----- Exercise input -----

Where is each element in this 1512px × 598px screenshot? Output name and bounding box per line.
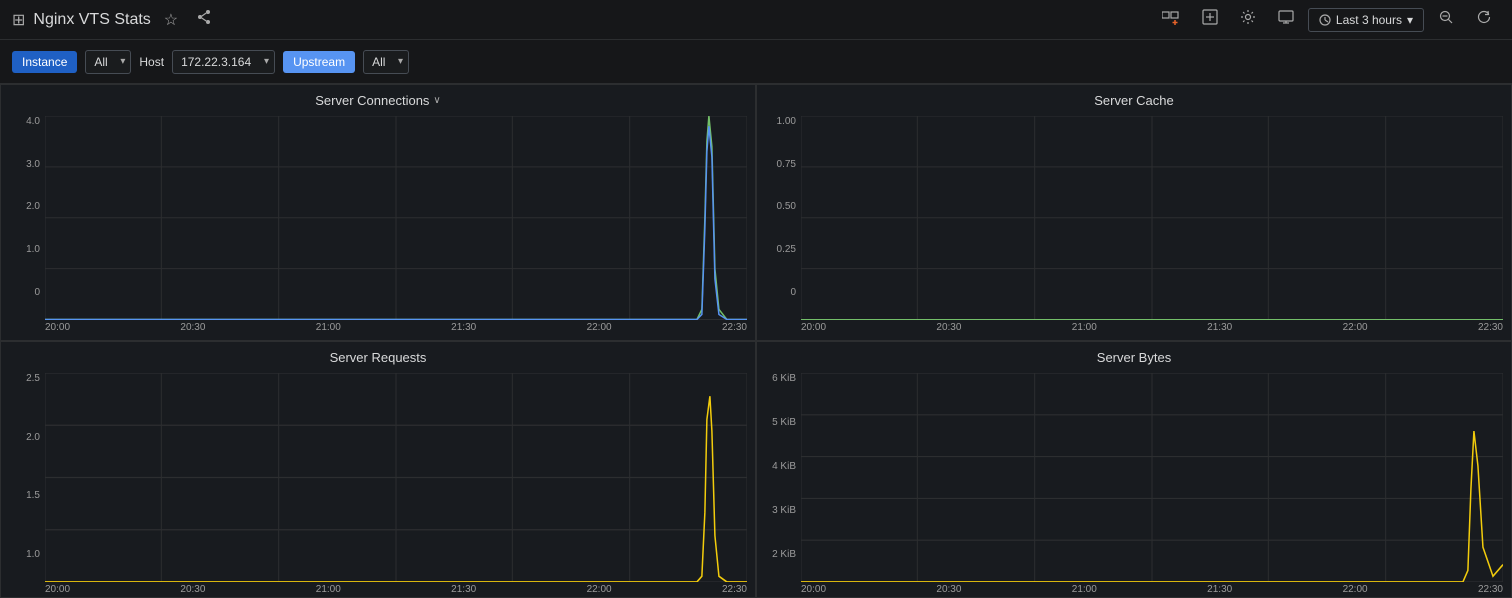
upstream-select-wrap[interactable]: All [363,50,409,74]
x-bytes-2100: 21:00 [1072,584,1097,595]
server-requests-y-axis: 2.5 2.0 1.5 1.0 [1,373,45,582]
y-label-3: 3.0 [1,159,45,170]
server-bytes-header: Server Bytes [757,342,1511,369]
y-label-000: 0 [757,287,801,298]
host-label: Host [139,55,164,69]
x-label-2000: 20:00 [45,322,70,333]
time-range-button[interactable]: Last 3 hours ▾ [1308,8,1424,32]
y-req-25: 2.5 [1,373,45,384]
server-bytes-title: Server Bytes [1097,350,1171,365]
instance-select-wrap[interactable]: All [85,50,131,74]
server-requests-panel: Server Requests 2.5 2.0 1.5 1.0 [0,341,756,598]
x-cache-2230: 22:30 [1478,322,1503,333]
server-connections-y-axis: 4.0 3.0 2.0 1.0 0 [1,116,45,320]
y-label-4: 4.0 [1,116,45,127]
server-requests-header: Server Requests [1,342,755,369]
server-bytes-y-axis: 6 KiB 5 KiB 4 KiB 3 KiB 2 KiB [757,373,801,582]
topbar: ⊞ Nginx VTS Stats ☆ [0,0,1512,40]
server-connections-svg [45,116,747,320]
upstream-select[interactable]: All [363,50,409,74]
y-bytes-4k: 4 KiB [757,461,801,472]
server-connections-title: Server Connections [315,93,429,108]
x-bytes-2030: 20:30 [936,584,961,595]
server-cache-svg [801,116,1503,320]
instance-select[interactable]: All [85,50,131,74]
topbar-left: ⊞ Nginx VTS Stats ☆ [12,7,217,32]
time-range-chevron: ▾ [1407,13,1413,27]
server-connections-header: Server Connections ∨ [1,85,755,112]
server-bytes-chart: 6 KiB 5 KiB 4 KiB 3 KiB 2 KiB [757,369,1511,582]
server-bytes-svg [801,373,1503,582]
y-label-1: 1.0 [1,244,45,255]
server-cache-panel: Server Cache 1.00 0.75 0.50 0.25 0 [756,84,1512,341]
y-label-075: 0.75 [757,159,801,170]
add-panel-button[interactable] [1154,5,1188,34]
y-bytes-5k: 5 KiB [757,417,801,428]
server-bytes-panel: Server Bytes 6 KiB 5 KiB 4 KiB 3 KiB 2 K… [756,341,1512,598]
host-select-wrap[interactable]: 172.22.3.164 [172,50,275,74]
share-button[interactable] [191,7,217,32]
grid-icon: ⊞ [12,10,25,30]
y-label-2: 2.0 [1,201,45,212]
x-req-2230: 22:30 [722,584,747,595]
y-label-0: 0 [1,287,45,298]
y-label-025: 0.25 [757,244,801,255]
server-connections-chart: 4.0 3.0 2.0 1.0 0 [1,112,755,320]
x-cache-2130: 21:30 [1207,322,1232,333]
x-label-2100: 21:00 [316,322,341,333]
filterbar: Instance All Host 172.22.3.164 Upstream … [0,40,1512,84]
x-label-2200: 22:00 [587,322,612,333]
export-button[interactable] [1194,5,1226,34]
tv-button[interactable] [1270,5,1302,34]
y-label-100: 1.00 [757,116,801,127]
settings-button[interactable] [1232,5,1264,34]
y-bytes-2k: 2 KiB [757,549,801,560]
x-bytes-2130: 21:30 [1207,584,1232,595]
x-req-2130: 21:30 [451,584,476,595]
dashboard: Server Connections ∨ 4.0 3.0 2.0 1.0 0 [0,84,1512,598]
star-button[interactable]: ☆ [159,8,183,32]
x-label-2030: 20:30 [180,322,205,333]
refresh-button[interactable] [1468,5,1500,34]
x-cache-2100: 21:00 [1072,322,1097,333]
server-requests-title: Server Requests [330,350,427,365]
host-select[interactable]: 172.22.3.164 [172,50,275,74]
x-req-2100: 21:00 [316,584,341,595]
server-cache-header: Server Cache [757,85,1511,112]
upstream-label: Upstream [283,51,355,73]
y-bytes-3k: 3 KiB [757,505,801,516]
server-cache-y-axis: 1.00 0.75 0.50 0.25 0 [757,116,801,320]
x-cache-2000: 20:00 [801,322,826,333]
time-range-label: Last 3 hours [1336,13,1402,27]
y-req-10: 1.0 [1,549,45,560]
server-connections-chevron[interactable]: ∨ [433,95,440,106]
y-bytes-6k: 6 KiB [757,373,801,384]
x-req-2200: 22:00 [587,584,612,595]
x-label-2230: 22:30 [722,322,747,333]
x-req-2000: 20:00 [45,584,70,595]
x-bytes-2200: 22:00 [1343,584,1368,595]
instance-label: Instance [12,51,77,73]
x-label-2130: 21:30 [451,322,476,333]
zoom-out-button[interactable] [1430,5,1462,34]
x-req-2030: 20:30 [180,584,205,595]
y-req-20: 2.0 [1,432,45,443]
y-req-15: 1.5 [1,490,45,501]
server-cache-chart: 1.00 0.75 0.50 0.25 0 [757,112,1511,320]
y-label-050: 0.50 [757,201,801,212]
server-connections-panel: Server Connections ∨ 4.0 3.0 2.0 1.0 0 [0,84,756,341]
server-requests-svg [45,373,747,582]
x-cache-2030: 20:30 [936,322,961,333]
app-title: Nginx VTS Stats [33,11,150,29]
x-bytes-2230: 22:30 [1478,584,1503,595]
x-bytes-2000: 20:00 [801,584,826,595]
x-cache-2200: 22:00 [1343,322,1368,333]
server-cache-title: Server Cache [1094,93,1173,108]
server-requests-chart: 2.5 2.0 1.5 1.0 [1,369,755,582]
topbar-right: Last 3 hours ▾ [1154,5,1500,34]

-----

Task description = Copy the rows above that begin at the line with "upstream-select-wrap[interactable]: All [363,50,409,74]" and stop after the line with "y-label-4: 4.0 [1,116,45,127]", changing "Server Bytes" to "Server Traffic" and leaving everything else as it is.

Correct result =
upstream-select-wrap[interactable]: All [363,50,409,74]
x-bytes-2100: 21:00 [1072,584,1097,595]
server-requests-y-axis: 2.5 2.0 1.5 1.0 [1,373,45,582]
y-label-3: 3.0 [1,159,45,170]
server-bytes-header: Server Traffic [757,342,1511,369]
y-label-000: 0 [757,287,801,298]
host-label: Host [139,55,164,69]
x-label-2000: 20:00 [45,322,70,333]
time-range-button[interactable]: Last 3 hours ▾ [1308,8,1424,32]
y-req-25: 2.5 [1,373,45,384]
server-bytes-title: Server Traffic [1097,350,1171,365]
instance-select-wrap[interactable]: All [85,50,131,74]
server-requests-panel: Server Requests 2.5 2.0 1.5 1.0 [0,341,756,598]
x-cache-2230: 22:30 [1478,322,1503,333]
server-connections-y-axis: 4.0 3.0 2.0 1.0 0 [1,116,45,320]
y-label-4: 4.0 [1,116,45,127]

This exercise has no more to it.